DATASET =>
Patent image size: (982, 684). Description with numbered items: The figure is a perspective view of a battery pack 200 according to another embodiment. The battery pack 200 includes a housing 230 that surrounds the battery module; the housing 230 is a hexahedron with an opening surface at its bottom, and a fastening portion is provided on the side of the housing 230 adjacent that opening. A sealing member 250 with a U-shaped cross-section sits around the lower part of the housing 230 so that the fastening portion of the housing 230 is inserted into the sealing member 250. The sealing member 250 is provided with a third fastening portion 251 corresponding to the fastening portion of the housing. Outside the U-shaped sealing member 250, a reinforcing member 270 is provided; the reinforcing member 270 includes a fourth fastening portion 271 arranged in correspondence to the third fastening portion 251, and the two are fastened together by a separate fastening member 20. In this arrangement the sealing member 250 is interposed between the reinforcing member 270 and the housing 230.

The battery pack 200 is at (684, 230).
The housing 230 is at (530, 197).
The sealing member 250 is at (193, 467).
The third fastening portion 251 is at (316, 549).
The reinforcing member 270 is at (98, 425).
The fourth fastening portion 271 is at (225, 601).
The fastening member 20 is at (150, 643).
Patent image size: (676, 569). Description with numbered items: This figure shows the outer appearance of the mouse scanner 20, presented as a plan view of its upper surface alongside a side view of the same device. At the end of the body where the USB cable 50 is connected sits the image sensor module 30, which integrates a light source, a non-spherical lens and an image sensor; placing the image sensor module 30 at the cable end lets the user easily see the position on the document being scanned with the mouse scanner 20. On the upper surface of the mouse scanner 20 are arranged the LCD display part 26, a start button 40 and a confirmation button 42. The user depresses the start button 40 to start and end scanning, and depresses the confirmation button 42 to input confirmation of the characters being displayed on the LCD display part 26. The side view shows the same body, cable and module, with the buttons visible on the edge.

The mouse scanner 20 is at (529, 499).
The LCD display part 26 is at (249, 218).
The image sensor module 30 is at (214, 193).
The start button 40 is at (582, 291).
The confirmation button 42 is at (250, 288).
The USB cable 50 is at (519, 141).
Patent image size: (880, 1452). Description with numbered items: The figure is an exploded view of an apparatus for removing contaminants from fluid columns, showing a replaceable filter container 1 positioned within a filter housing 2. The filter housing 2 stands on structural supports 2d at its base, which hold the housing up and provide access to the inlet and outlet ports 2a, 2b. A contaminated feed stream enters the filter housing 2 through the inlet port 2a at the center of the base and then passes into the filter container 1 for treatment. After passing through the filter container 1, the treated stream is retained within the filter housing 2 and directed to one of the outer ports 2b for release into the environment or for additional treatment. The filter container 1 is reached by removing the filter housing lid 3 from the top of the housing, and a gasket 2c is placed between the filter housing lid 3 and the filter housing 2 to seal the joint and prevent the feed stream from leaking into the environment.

TASK INSTRUCTIONS => Reproduce the entire listing above word for word.

FULL SOLUTION =>
Patent image size: (982, 684). Description with numbered items: The figure is a perspective view of a battery pack 200 according to another embodiment. The battery pack 200 includes a housing 230 that surrounds the battery module; the housing 230 is a hexahedron with an opening surface at its bottom, and a fastening portion is provided on the side of the housing 230 adjacent that opening. A sealing member 250 with a U-shaped cross-section sits around the lower part of the housing 230 so that the fastening portion of the housing 230 is inserted into the sealing member 250. The sealing member 250 is provided with a third fastening portion 251 corresponding to the fastening portion of the housing. Outside the U-shaped sealing member 250, a reinforcing member 270 is provided; the reinforcing member 270 includes a fourth fastening portion 271 arranged in correspondence to the third fastening portion 251, and the two are fastened together by a separate fastening member 20. In this arrangement the sealing member 250 is interposed between the reinforcing member 270 and the housing 230.

The battery pack 200 is at (684, 230).
The housing 230 is at (530, 197).
The sealing member 250 is at (193, 467).
The third fastening portion 251 is at (316, 549).
The reinforcing member 270 is at (98, 425).
The fourth fastening portion 271 is at (225, 601).
The fastening member 20 is at (150, 643).
Patent image size: (676, 569). Description with numbered items: This figure shows the outer appearance of the mouse scanner 20, presented as a plan view of its upper surface alongside a side view of the same device. At the end of the body where the USB cable 50 is connected sits the image sensor module 30, which integrates a light source, a non-spherical lens and an image sensor; placing the image sensor module 30 at the cable end lets the user easily see the position on the document being scanned with the mouse scanner 20. On the upper surface of the mouse scanner 20 are arranged the LCD display part 26, a start button 40 and a confirmation button 42. The user depresses the start button 40 to start and end scanning, and depresses the confirmation button 42 to input confirmation of the characters being displayed on the LCD display part 26. The side view shows the same body, cable and module, with the buttons visible on the edge.

The mouse scanner 20 is at (529, 499).
The LCD display part 26 is at (249, 218).
The image sensor module 30 is at (214, 193).
The start button 40 is at (582, 291).
The confirmation button 42 is at (250, 288).
The USB cable 50 is at (519, 141).
Patent image size: (880, 1452). Description with numbered items: The figure is an exploded view of an apparatus for removing contaminants from fluid columns, showing a replaceable filter container 1 positioned within a filter housing 2. The filter housing 2 stands on structural supports 2d at its base, which hold the housing up and provide access to the inlet and outlet ports 2a, 2b. A contaminated feed stream enters the filter housing 2 through the inlet port 2a at the center of the base and then passes into the filter container 1 for treatment. After passing through the filter container 1, the treated stream is retained within the filter housing 2 and directed to one of the outer ports 2b for release into the environment or for additional treatment. The filter container 1 is reached by removing the filter housing lid 3 from the top of the housing, and a gasket 2c is placed between the filter housing lid 3 and the filter housing 2 to seal the joint and prevent the feed stream from leaking into the environment.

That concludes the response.